▶ [Data entries]

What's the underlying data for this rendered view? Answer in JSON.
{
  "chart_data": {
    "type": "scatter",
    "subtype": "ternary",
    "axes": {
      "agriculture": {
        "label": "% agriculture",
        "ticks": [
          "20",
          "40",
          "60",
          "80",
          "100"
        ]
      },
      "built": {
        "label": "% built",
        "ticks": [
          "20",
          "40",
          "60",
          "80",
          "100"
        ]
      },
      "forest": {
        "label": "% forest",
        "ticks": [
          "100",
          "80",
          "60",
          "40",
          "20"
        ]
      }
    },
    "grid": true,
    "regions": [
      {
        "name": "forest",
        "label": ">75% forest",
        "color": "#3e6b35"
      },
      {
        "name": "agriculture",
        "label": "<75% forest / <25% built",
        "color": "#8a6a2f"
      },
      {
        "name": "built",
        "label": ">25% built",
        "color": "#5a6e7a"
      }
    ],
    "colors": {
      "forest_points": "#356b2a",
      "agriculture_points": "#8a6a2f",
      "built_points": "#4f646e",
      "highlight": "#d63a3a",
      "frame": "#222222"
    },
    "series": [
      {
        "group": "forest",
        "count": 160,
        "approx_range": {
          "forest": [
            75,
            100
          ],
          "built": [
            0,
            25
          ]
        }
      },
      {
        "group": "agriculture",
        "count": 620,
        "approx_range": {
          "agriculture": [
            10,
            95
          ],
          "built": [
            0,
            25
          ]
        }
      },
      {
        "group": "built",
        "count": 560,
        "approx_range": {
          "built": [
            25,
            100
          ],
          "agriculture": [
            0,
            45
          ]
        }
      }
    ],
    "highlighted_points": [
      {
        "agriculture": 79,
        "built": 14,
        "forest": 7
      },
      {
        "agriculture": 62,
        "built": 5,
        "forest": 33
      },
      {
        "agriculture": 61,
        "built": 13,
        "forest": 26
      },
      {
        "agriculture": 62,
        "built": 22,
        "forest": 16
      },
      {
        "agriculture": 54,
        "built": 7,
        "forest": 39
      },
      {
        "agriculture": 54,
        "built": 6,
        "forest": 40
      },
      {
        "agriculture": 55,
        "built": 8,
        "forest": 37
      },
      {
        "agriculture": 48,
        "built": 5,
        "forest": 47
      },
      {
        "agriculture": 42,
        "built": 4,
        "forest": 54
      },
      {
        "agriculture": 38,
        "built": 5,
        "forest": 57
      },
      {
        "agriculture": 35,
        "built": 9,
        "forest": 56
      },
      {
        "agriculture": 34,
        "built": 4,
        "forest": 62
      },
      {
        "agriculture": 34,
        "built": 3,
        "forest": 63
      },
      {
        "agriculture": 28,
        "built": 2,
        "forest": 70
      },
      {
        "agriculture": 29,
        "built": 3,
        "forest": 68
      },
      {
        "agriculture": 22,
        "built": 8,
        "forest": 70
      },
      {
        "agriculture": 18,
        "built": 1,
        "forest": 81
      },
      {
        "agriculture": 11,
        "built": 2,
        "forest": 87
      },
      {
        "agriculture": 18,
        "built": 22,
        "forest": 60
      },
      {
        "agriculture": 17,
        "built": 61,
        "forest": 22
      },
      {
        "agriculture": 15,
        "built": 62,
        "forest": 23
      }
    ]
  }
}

▶ [Work instructions]
Write out every entry again, keeping each line exactly the same.

▶ [Answer to this problem]
What's the underlying data for this rendered view? Answer in JSON.
{
  "chart_data": {
    "type": "scatter",
    "subtype": "ternary",
    "axes": {
      "agriculture": {
        "label": "% agriculture",
        "ticks": [
          "20",
          "40",
          "60",
          "80",
          "100"
        ]
      },
      "built": {
        "label": "% built",
        "ticks": [
          "20",
          "40",
          "60",
          "80",
          "100"
        ]
      },
      "forest": {
        "label": "% forest",
        "ticks": [
          "100",
          "80",
          "60",
          "40",
          "20"
        ]
      }
    },
    "grid": true,
    "regions": [
      {
        "name": "forest",
        "label": ">75% forest",
        "color": "#3e6b35"
      },
      {
        "name": "agriculture",
        "label": "<75% forest / <25% built",
        "color": "#8a6a2f"
      },
      {
        "name": "built",
        "label": ">25% built",
        "color": "#5a6e7a"
      }
    ],
    "colors": {
      "forest_points": "#356b2a",
      "agriculture_points": "#8a6a2f",
      "built_points": "#4f646e",
      "highlight": "#d63a3a",
      "frame": "#222222"
    },
    "series": [
      {
        "group": "forest",
        "count": 160,
        "approx_range": {
          "forest": [
            75,
            100
          ],
          "built": [
            0,
            25
          ]
        }
      },
      {
        "group": "agriculture",
        "count": 620,
        "approx_range": {
          "agriculture": [
            10,
            95
          ],
          "built": [
            0,
            25
          ]
        }
      },
      {
        "group": "built",
        "count": 560,
        "approx_range": {
          "built": [
            25,
            100
          ],
          "agriculture": [
            0,
            45
          ]
        }
      }
    ],
    "highlighted_points": [
      {
        "agriculture": 79,
        "built": 14,
        "forest": 7
      },
      {
        "agriculture": 62,
        "built": 5,
        "forest": 33
      },
      {
        "agriculture": 61,
        "built": 13,
        "forest": 26
      },
      {
        "agriculture": 62,
        "built": 22,
        "forest": 16
      },
      {
        "agriculture": 54,
        "built": 7,
        "forest": 39
      },
      {
        "agriculture": 54,
        "built": 6,
        "forest": 40
      },
      {
        "agriculture": 55,
        "built": 8,
        "forest": 37
      },
      {
        "agriculture": 48,
        "built": 5,
        "forest": 47
      },
      {
        "agriculture": 42,
        "built": 4,
        "forest": 54
      },
      {
        "agriculture": 38,
        "built": 5,
        "forest": 57
      },
      {
        "agriculture": 35,
        "built": 9,
        "forest": 56
      },
      {
        "agriculture": 34,
        "built": 4,
        "forest": 62
      },
      {
        "agriculture": 34,
        "built": 3,
        "forest": 63
      },
      {
        "agriculture": 28,
        "built": 2,
        "forest": 70
      },
      {
        "agriculture": 29,
        "built": 3,
        "forest": 68
      },
      {
        "agriculture": 22,
        "built": 8,
        "forest": 70
      },
      {
        "agriculture": 18,
        "built": 1,
        "forest": 81
      },
      {
        "agriculture": 11,
        "built": 2,
        "forest": 87
      },
      {
        "agriculture": 18,
        "built": 22,
        "forest": 60
      },
      {
        "agriculture": 17,
        "built": 61,
        "forest": 22
      },
      {
        "agriculture": 15,
        "built": 62,
        "forest": 23
      }
    ]
  }
}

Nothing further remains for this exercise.